Rows from a figure dataset
***
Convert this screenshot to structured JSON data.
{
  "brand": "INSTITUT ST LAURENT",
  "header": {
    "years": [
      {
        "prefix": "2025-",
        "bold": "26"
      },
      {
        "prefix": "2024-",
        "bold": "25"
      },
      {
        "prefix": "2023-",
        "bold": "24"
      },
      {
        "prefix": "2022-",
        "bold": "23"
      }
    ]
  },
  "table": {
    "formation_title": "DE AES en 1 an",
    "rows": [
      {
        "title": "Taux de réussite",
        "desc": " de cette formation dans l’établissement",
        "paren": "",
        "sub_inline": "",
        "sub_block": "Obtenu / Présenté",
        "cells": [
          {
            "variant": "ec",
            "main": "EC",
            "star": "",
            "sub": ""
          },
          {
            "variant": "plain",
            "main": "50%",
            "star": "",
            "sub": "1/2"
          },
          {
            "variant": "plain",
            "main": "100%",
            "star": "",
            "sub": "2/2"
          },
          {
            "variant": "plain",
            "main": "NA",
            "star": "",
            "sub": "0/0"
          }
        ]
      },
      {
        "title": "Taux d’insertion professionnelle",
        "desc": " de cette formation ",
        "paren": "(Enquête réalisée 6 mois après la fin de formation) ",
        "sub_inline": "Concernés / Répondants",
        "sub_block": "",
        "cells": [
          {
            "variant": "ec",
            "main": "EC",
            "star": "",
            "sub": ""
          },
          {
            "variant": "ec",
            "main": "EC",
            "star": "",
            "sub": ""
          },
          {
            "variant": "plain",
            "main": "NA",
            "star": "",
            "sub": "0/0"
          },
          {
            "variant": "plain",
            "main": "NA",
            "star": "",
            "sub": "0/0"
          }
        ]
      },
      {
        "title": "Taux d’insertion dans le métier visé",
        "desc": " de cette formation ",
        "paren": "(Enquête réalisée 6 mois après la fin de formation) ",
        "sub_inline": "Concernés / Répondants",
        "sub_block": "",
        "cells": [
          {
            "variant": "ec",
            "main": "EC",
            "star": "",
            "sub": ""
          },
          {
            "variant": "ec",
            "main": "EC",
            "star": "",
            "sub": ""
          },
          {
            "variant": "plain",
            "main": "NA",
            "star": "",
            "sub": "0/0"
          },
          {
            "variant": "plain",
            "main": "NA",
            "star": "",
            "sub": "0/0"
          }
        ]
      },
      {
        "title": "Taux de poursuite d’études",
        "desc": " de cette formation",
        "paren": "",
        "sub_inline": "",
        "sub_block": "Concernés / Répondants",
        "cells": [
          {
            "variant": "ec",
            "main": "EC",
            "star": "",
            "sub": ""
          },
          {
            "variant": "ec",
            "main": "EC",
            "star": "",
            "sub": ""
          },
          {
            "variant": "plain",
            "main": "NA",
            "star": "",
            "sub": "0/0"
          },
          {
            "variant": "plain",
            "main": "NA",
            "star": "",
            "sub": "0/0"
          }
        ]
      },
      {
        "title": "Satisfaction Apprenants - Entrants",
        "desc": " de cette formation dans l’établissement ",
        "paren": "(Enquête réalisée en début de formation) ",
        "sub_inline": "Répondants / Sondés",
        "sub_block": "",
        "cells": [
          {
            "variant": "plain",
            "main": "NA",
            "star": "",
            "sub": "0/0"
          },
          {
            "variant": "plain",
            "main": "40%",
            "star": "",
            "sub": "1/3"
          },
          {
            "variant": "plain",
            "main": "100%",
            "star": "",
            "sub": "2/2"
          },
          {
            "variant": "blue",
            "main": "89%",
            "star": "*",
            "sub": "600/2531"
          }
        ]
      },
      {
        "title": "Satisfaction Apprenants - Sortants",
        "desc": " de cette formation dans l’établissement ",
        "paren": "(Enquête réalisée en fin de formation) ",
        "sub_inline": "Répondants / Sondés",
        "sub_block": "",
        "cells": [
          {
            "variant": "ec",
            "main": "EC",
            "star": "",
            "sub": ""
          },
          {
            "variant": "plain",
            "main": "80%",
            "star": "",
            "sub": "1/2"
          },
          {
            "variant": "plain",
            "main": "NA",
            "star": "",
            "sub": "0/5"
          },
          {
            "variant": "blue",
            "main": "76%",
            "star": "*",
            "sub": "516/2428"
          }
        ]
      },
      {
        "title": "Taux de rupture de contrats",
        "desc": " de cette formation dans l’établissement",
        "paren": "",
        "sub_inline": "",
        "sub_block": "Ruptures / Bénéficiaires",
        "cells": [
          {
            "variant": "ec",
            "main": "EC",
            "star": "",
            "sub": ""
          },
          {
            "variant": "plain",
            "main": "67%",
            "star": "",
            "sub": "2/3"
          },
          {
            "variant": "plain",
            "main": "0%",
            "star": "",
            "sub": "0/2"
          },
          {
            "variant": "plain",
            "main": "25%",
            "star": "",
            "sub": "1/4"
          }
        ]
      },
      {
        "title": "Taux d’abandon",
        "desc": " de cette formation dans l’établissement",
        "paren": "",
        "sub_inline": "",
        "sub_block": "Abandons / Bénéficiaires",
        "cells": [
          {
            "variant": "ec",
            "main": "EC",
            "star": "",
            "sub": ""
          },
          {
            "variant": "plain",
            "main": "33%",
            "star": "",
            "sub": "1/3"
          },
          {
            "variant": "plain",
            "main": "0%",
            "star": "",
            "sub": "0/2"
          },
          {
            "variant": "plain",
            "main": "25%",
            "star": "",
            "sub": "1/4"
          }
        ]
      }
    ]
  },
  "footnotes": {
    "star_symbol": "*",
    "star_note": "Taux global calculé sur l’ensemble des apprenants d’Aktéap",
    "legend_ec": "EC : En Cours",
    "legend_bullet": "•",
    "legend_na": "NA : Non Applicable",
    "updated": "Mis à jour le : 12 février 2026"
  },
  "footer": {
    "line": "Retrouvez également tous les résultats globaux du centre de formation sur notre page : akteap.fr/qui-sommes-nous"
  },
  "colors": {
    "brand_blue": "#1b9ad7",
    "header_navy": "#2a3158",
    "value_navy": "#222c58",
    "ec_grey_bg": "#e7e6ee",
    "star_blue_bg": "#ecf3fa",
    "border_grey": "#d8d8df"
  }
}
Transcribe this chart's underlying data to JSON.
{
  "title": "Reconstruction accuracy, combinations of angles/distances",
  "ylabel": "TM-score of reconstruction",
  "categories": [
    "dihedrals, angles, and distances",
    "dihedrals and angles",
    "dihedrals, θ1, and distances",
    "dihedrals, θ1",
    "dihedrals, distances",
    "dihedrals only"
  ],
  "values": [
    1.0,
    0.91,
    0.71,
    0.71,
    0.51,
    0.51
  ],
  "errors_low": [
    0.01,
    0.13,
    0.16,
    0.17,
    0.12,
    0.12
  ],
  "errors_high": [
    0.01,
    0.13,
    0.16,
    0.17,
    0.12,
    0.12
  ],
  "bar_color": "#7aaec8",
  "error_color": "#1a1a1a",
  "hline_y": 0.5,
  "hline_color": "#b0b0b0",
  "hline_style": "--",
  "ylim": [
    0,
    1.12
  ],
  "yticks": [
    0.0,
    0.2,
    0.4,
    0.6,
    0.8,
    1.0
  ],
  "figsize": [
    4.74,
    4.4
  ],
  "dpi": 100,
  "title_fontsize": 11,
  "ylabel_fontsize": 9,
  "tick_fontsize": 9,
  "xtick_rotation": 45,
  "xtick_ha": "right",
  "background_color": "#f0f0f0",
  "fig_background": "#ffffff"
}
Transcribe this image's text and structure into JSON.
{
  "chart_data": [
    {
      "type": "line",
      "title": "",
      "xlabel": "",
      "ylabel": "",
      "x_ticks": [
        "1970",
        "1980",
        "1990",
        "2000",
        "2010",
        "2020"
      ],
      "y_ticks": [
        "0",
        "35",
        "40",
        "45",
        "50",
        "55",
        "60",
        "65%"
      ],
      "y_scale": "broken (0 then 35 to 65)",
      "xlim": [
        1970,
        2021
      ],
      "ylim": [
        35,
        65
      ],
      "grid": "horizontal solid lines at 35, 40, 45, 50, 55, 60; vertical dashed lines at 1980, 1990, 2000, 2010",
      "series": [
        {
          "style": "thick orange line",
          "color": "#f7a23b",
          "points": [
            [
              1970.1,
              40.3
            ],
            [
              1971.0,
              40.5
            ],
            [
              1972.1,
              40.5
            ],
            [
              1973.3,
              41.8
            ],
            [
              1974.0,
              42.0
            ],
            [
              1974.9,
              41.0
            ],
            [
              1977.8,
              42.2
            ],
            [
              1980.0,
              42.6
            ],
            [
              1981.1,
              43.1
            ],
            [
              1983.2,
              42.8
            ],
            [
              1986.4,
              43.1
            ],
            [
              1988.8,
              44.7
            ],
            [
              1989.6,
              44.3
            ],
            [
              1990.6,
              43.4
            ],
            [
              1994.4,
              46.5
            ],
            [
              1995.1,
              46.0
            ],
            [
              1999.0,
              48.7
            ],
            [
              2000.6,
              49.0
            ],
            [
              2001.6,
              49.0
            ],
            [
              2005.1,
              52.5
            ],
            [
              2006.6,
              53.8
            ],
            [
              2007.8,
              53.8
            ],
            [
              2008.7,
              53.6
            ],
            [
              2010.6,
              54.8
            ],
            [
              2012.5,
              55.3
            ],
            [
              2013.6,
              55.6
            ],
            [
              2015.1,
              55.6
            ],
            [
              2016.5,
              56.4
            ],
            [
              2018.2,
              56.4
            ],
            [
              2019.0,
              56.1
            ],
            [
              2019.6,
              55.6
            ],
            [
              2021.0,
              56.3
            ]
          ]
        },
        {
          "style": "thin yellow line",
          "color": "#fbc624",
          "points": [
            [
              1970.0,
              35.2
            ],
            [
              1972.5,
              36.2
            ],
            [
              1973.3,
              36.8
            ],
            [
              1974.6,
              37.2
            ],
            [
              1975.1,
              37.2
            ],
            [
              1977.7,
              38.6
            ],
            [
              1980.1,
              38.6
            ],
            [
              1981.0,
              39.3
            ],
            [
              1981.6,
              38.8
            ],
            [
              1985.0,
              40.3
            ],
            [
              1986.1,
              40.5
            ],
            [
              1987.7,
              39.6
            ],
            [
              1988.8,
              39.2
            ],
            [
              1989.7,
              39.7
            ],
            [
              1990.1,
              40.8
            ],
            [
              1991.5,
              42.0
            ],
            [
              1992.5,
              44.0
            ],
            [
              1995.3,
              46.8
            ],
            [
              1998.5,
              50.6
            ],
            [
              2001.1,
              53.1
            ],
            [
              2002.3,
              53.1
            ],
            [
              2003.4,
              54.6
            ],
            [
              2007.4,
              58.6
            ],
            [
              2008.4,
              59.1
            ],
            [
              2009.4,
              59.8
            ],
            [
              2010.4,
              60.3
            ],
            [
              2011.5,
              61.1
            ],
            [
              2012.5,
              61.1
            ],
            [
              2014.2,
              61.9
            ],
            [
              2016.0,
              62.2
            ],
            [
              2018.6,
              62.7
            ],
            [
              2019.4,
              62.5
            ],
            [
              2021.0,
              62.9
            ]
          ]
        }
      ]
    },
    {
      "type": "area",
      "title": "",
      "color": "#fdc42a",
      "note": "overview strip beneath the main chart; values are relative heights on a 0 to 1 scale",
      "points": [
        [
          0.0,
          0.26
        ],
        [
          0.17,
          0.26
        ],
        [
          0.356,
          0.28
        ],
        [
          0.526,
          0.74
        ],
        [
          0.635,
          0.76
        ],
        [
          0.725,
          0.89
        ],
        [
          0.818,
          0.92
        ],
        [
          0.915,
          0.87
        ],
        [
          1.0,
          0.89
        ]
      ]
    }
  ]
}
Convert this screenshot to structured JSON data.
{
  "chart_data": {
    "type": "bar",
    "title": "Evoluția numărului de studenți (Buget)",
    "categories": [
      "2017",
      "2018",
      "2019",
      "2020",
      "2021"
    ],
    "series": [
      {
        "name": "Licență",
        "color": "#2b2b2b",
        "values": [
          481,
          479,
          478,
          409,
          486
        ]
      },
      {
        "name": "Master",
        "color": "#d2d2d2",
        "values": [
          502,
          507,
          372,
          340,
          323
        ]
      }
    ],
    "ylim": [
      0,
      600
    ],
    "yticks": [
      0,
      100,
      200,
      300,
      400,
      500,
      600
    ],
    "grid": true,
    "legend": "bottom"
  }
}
***
> EXERCISE
Which lines above contain the word "JSON"? Copy each of them.

> FULL RESPONSE
Convert this screenshot to structured JSON data.
Transcribe this chart's underlying data to JSON.
Transcribe this image's text and structure into JSON.
Convert this screenshot to structured JSON data.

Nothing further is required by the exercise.